--- START OF SUPPLIED PASSAGE ---

With reference to FIG. 4, a flow diagram of a procedure 400 to
generate an index of word combinations from data referenced by the
search results is shown. In some implementations, the data is
references through HTML links or other types of links (i.e., links
to the set of files corresponding to the search results). Thus,
initially, the data of the referenced files/data sources may need
to be converted to a format suitable to generate the word
combination index, e.g., a text format. Such data conversion of the
data maintained by the references files/data sources may be
performed, for example, using Microsoft.TM. iFilter technology, or
some other application configured to perform formatting
conversions. With the data of the files/data sources accessed
(and/or converted to a suitable format), paragraphs and sentences
within each of the data sources (e.g., documents) referenced by the
search results are identified 410. Identifying such paragraphs and
sentences (e.g., to identify the boundaries of sentences and
paragraphs) may be based on analyzing the documents' text with
respect to a set of predefined heuristics, which specify what
context determines the boundary of a sentence or a paragraph.
[0058] Having identified paragraphs and sentences within the
referenced data sources (e.g., documents), word combinations
appearing within the paragraphs/sentences are identified 420. In
some embodiments, the length of word combinations considered may be
limited by some pre-determined maximum combination length (e.g., 5
words, 10 words, etc.).
[0059] In some embodiments, the identification of word combinations
may include, for example, applying a sliding window approach, where
the window size may vary from one word to the pre-determined
maximum combination length, e.g. five words. For example, for a
sentence such as "car manufacture is an important part of US
Economy", the sliding window may extract the word combinations:
[0060] "car manufacture is an important"; [0061] "car manufacture
is an"; [0062] "car manufacture is"; "car manufacture"; [0063]
"car"; [0064] "manufacture is an important part"; [0065]
"manufacture is an important"; [0066] "manufacture is an"; [0067]
"part of US Economy"; [0068] "of US Economy"; [0069] "US Economy";
and/or [0070] "Economy."
[0071] Subsequently, a determination is made as which word
combinations are to be added to the index and which word
combinations are to be discarded.
[0072] Thus, after word combinations appearing in paragraphs and
sentences of the referenced data sources have been identified, a
metric, such as a weight, is computed 430 for each combination to
enable identifying contextually important, or relevant, word
combinations and/or eliminate word combinations that, based on the
computed metric/weight, are deemed to be not important/relevant or
are determined to be phrases which do not represent concepts, e.g.
both "car" and "car manufacture" will receive a sufficiently high
weight to be included, whereas "car manufacture is" will receive a
weight of zero and will be eliminated.

--- END OF SUPPLIED PASSAGE ---
--- START OF ENTRIES SUPPLIED ---

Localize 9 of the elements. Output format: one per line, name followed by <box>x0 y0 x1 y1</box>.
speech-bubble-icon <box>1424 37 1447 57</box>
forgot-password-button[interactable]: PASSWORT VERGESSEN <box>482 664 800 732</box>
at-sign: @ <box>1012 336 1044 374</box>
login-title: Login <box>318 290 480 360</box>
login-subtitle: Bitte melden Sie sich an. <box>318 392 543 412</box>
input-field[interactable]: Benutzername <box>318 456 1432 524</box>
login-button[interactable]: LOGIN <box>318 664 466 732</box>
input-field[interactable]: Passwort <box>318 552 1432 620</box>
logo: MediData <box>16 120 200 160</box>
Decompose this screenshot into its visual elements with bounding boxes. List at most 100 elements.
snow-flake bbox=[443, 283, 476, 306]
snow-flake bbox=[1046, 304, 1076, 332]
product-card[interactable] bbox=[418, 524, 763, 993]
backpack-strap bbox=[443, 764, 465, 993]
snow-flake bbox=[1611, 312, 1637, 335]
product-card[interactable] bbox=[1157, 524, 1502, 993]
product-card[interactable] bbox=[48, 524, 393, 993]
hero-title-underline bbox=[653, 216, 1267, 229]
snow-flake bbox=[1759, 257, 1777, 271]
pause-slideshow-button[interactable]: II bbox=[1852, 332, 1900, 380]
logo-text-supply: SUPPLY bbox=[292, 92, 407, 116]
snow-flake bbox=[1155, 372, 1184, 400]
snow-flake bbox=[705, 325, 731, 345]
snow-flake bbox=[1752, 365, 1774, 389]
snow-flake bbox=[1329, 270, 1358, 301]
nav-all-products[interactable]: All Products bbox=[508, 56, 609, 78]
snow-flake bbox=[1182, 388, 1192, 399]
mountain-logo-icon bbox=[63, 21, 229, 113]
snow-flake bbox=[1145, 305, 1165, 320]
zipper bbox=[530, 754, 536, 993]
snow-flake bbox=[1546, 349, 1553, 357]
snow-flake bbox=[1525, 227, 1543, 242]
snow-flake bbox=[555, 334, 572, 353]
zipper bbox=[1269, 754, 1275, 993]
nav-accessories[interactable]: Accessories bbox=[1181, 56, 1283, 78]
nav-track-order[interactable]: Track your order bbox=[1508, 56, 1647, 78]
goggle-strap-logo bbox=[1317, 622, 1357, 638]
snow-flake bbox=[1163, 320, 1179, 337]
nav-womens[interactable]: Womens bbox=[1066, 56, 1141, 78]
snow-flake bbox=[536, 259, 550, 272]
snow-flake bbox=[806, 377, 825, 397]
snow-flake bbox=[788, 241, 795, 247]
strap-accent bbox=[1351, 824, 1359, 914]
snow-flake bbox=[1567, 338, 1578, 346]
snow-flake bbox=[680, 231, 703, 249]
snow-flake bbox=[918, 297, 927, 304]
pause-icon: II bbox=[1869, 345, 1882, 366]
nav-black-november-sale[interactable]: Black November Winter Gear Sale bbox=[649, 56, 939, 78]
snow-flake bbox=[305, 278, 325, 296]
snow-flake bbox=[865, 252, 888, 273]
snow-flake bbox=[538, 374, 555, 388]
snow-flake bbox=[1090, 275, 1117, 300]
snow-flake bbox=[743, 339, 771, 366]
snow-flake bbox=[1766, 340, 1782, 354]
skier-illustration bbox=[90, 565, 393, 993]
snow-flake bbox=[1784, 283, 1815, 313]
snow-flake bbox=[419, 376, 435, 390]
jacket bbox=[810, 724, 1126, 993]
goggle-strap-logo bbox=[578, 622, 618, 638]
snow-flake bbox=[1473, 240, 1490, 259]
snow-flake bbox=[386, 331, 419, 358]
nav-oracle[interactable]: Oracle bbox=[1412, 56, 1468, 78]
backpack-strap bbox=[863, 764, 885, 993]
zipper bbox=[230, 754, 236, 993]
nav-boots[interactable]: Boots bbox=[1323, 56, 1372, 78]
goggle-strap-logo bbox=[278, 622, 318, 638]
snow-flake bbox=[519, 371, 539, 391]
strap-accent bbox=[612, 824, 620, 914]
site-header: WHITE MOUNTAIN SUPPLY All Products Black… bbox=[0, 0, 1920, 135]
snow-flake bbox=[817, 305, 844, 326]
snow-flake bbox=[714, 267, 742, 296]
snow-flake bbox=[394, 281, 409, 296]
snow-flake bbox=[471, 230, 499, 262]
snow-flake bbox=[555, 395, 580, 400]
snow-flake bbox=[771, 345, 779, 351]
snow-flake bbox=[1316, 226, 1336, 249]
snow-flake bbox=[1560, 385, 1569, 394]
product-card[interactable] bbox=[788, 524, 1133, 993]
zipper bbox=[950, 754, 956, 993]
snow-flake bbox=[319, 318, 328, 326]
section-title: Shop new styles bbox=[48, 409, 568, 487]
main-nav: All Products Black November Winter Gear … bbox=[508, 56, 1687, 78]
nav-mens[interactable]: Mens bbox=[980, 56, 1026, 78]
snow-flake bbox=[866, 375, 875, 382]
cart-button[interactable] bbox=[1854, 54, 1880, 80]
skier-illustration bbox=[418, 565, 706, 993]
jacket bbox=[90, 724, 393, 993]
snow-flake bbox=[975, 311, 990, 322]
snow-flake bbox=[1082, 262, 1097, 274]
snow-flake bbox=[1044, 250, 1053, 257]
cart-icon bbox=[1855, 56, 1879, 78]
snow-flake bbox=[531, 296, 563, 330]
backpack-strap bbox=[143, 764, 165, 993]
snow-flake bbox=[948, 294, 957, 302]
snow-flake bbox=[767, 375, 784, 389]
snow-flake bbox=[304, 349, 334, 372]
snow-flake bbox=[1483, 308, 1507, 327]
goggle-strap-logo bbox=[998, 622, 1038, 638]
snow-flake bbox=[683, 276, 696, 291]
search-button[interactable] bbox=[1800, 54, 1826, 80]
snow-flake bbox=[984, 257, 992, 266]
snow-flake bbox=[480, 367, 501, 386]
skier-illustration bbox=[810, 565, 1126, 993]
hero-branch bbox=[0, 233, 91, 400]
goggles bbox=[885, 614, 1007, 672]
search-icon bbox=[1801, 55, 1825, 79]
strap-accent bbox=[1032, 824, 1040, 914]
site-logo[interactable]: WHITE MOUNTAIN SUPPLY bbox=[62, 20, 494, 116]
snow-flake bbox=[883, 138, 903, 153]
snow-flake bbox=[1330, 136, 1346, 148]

--- END OF ENTRIES SUPPLIED ---

◆ **TASKS**:
[a] For each statement, say whether it agrees with the passage on indexing word combinations. Answer yes or no, and quote the deciding words of the passage.
(i) The length of the word combinations considered may be capped at a predetermined maximum, such as 5 or 10 words.
(ii) The boundaries of sentences and paragraphs may be found by checking the text against predefined heuristics.
(iii) Converting the data to a suitable format can only be done with Microsoft iFilter technology.
[b] Quote the listing from its first line through the line holding "zipper bbox=[530, 754, 536, 993]", with both ends included.
The listing and the passage on indexing word combinations are unrelated material.

◆ **SOLUTIONS TO THE TASKS**:
[a]
(i) Yes: "the length of word combinations considered may be limited by some pre-determined maximum combination length (e.g., 5 words, 10 words, etc.)"
(ii) Yes: "analyzing the documents' text with respect to a set of predefined heuristics, which specify what context determines the boundary of a sentence or a paragraph"
(iii) No: "using Microsoft.TM. iFilter technology, or some other application configured to perform formatting conversions"

[b]
Localize 9 of the elements. Output format: one per line, name followed by <box>x0 y0 x1 y1</box>.
speech-bubble-icon <box>1424 37 1447 57</box>
forgot-password-button[interactable]: PASSWORT VERGESSEN <box>482 664 800 732</box>
at-sign: @ <box>1012 336 1044 374</box>
login-title: Login <box>318 290 480 360</box>
login-subtitle: Bitte melden Sie sich an. <box>318 392 543 412</box>
input-field[interactable]: Benutzername <box>318 456 1432 524</box>
login-button[interactable]: LOGIN <box>318 664 466 732</box>
input-field[interactable]: Passwort <box>318 552 1432 620</box>
logo: MediData <box>16 120 200 160</box>
Decompose this screenshot into its visual elements with bounding boxes. List at most 100 elements.
snow-flake bbox=[443, 283, 476, 306]
snow-flake bbox=[1046, 304, 1076, 332]
product-card[interactable] bbox=[418, 524, 763, 993]
backpack-strap bbox=[443, 764, 465, 993]
snow-flake bbox=[1611, 312, 1637, 335]
product-card[interactable] bbox=[1157, 524, 1502, 993]
product-card[interactable] bbox=[48, 524, 393, 993]
hero-title-underline bbox=[653, 216, 1267, 229]
snow-flake bbox=[1759, 257, 1777, 271]
pause-slideshow-button[interactable]: II bbox=[1852, 332, 1900, 380]
logo-text-supply: SUPPLY bbox=[292, 92, 407, 116]
snow-flake bbox=[1155, 372, 1184, 400]
snow-flake bbox=[705, 325, 731, 345]
snow-flake bbox=[1752, 365, 1774, 389]
snow-flake bbox=[1329, 270, 1358, 301]
nav-all-products[interactable]: All Products bbox=[508, 56, 609, 78]
snow-flake bbox=[1182, 388, 1192, 399]
mountain-logo-icon bbox=[63, 21, 229, 113]
snow-flake bbox=[1145, 305, 1165, 320]
zipper bbox=[530, 754, 536, 993]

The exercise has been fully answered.